SUPPLIED MATERIAL.

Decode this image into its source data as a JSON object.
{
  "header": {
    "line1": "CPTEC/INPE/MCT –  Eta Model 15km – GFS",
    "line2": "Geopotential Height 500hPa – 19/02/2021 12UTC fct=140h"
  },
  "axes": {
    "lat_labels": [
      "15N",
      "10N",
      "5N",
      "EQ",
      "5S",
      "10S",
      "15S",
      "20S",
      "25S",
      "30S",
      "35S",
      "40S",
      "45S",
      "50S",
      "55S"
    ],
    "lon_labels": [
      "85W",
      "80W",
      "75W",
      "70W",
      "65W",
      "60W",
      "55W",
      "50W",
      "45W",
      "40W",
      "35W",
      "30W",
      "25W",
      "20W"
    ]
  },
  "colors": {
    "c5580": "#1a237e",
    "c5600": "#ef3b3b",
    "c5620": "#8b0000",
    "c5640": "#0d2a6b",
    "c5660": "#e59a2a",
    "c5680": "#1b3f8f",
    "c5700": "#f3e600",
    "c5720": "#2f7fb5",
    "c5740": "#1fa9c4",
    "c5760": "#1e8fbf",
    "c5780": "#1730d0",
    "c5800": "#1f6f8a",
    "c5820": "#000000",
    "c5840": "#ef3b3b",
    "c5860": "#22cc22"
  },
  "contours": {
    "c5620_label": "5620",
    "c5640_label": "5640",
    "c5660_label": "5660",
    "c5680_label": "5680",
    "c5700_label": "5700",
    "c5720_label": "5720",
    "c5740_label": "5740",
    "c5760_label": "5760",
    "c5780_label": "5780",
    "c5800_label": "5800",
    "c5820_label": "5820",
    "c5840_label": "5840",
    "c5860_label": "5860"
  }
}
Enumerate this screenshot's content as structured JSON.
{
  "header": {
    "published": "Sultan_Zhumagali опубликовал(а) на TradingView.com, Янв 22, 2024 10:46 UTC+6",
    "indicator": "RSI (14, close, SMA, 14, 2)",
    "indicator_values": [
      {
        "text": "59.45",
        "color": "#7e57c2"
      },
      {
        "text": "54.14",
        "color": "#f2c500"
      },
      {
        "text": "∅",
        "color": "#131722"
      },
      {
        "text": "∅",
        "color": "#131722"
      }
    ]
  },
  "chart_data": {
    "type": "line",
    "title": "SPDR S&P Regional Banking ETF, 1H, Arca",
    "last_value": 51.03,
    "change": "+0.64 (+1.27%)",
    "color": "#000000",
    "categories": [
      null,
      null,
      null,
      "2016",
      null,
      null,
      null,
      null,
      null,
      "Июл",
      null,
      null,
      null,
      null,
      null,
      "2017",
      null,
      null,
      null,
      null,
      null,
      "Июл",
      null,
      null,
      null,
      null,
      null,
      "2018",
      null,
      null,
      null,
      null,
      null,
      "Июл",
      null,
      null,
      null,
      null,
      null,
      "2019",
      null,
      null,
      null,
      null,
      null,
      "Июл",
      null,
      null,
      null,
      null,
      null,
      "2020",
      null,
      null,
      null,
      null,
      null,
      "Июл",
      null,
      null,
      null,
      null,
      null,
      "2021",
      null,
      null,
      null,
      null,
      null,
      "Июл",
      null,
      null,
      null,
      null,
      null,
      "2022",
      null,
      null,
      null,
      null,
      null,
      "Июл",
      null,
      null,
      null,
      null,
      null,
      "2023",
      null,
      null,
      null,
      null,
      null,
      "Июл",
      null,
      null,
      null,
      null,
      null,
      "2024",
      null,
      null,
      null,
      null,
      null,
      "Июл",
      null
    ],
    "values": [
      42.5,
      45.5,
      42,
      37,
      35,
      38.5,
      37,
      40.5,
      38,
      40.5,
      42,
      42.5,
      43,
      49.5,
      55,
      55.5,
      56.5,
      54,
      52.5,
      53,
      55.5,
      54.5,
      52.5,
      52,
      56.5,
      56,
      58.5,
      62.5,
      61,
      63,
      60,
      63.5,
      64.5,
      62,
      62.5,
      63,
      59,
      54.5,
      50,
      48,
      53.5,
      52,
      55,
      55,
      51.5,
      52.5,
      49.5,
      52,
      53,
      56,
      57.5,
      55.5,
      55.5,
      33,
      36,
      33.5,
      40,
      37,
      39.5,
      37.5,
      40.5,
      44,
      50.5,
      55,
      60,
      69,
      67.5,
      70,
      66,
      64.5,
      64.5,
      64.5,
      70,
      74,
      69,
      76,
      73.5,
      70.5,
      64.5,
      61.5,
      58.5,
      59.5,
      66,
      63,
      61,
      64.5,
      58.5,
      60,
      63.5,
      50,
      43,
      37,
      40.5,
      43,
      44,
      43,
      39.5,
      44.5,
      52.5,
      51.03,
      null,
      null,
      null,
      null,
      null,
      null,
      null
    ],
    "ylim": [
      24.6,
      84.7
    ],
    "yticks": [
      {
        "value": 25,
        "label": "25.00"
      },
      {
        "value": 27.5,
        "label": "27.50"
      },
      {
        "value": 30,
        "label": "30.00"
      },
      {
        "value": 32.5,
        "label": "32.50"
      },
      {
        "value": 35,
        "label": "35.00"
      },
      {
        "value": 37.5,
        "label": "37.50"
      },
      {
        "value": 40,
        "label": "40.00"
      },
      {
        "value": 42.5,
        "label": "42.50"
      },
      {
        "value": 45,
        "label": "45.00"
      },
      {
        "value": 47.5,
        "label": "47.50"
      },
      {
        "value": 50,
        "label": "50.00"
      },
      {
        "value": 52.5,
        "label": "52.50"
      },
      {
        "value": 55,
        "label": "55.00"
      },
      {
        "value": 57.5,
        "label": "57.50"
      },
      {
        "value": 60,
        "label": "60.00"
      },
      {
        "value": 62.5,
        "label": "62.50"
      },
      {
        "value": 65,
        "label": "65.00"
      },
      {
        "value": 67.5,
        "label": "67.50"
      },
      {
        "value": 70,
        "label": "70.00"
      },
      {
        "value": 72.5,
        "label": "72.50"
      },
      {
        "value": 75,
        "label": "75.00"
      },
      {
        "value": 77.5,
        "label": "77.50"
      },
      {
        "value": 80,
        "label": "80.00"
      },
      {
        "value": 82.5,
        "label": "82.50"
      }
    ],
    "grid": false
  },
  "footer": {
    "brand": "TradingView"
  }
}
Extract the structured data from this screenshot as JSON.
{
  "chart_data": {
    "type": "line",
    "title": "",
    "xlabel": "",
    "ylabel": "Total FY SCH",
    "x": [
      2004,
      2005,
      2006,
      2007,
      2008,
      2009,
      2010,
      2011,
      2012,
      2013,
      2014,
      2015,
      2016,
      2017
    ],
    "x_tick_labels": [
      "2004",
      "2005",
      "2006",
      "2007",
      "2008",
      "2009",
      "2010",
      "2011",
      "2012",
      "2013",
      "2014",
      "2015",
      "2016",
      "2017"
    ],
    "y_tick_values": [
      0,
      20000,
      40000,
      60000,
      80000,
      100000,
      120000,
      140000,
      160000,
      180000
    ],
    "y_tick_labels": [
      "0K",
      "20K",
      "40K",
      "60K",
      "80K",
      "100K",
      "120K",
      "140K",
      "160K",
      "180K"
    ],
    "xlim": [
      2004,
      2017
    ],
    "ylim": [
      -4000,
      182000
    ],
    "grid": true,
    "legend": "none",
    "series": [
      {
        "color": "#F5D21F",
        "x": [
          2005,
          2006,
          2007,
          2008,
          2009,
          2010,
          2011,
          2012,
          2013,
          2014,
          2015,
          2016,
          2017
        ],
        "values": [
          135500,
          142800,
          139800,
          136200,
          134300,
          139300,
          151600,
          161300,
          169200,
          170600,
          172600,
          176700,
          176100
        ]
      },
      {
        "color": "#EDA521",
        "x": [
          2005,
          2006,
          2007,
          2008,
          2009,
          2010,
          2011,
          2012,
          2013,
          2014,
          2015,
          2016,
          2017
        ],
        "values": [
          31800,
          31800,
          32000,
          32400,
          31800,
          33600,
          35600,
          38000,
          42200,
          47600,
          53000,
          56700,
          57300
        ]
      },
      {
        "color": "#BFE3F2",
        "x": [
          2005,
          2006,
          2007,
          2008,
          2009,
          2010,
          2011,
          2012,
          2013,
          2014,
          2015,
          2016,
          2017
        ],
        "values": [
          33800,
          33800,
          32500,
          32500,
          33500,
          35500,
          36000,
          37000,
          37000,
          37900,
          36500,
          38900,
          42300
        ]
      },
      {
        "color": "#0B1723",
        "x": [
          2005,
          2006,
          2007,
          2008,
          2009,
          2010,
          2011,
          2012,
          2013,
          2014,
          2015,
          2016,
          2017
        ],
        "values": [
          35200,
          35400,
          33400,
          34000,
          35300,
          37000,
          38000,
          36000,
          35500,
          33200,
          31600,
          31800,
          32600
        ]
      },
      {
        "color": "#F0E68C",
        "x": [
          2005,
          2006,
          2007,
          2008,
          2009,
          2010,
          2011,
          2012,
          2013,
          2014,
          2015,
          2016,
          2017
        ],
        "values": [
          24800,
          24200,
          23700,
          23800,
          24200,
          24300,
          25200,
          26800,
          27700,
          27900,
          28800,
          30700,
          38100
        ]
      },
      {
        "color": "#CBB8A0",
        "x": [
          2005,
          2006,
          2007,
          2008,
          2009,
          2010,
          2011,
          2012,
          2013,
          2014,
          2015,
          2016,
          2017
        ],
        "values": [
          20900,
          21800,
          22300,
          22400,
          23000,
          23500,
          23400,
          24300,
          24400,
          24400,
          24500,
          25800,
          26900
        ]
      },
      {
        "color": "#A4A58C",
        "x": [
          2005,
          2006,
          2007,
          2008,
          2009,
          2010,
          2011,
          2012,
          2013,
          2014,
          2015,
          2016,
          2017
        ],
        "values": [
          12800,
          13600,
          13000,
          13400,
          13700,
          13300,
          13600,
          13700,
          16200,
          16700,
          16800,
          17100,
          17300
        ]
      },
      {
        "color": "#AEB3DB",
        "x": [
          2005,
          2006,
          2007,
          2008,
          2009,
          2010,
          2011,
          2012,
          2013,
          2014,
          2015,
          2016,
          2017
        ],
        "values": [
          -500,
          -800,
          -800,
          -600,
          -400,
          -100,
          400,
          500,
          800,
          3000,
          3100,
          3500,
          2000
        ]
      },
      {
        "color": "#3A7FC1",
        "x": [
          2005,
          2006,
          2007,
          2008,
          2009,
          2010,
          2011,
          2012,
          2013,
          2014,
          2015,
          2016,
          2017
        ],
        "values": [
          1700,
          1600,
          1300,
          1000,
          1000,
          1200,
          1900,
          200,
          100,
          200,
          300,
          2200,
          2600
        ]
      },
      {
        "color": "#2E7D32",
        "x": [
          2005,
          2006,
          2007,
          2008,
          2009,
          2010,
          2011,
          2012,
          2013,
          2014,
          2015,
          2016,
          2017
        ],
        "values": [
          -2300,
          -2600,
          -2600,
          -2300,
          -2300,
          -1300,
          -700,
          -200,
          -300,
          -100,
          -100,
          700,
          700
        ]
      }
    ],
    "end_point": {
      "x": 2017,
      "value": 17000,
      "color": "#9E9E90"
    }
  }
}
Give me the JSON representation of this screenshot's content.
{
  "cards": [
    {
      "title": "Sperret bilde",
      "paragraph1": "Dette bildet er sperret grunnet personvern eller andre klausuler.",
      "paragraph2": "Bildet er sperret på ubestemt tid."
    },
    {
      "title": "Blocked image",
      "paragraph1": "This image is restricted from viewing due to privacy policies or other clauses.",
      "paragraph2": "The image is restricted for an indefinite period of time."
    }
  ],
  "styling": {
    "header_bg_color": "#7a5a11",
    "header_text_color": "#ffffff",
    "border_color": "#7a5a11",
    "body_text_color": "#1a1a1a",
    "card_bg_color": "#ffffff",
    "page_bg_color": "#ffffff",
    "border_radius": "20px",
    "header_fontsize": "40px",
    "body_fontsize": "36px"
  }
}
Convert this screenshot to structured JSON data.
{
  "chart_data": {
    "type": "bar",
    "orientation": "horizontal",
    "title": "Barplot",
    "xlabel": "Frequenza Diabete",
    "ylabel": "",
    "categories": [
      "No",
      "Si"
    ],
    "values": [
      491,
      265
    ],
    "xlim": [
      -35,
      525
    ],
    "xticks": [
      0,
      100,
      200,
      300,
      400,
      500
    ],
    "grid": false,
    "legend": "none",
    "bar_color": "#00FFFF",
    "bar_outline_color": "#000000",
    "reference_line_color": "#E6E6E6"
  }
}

EXERCISE AIM. From the data above, work out how many lines hold "TradingView". Answer with the number alone.

FULL SOLUTION. 2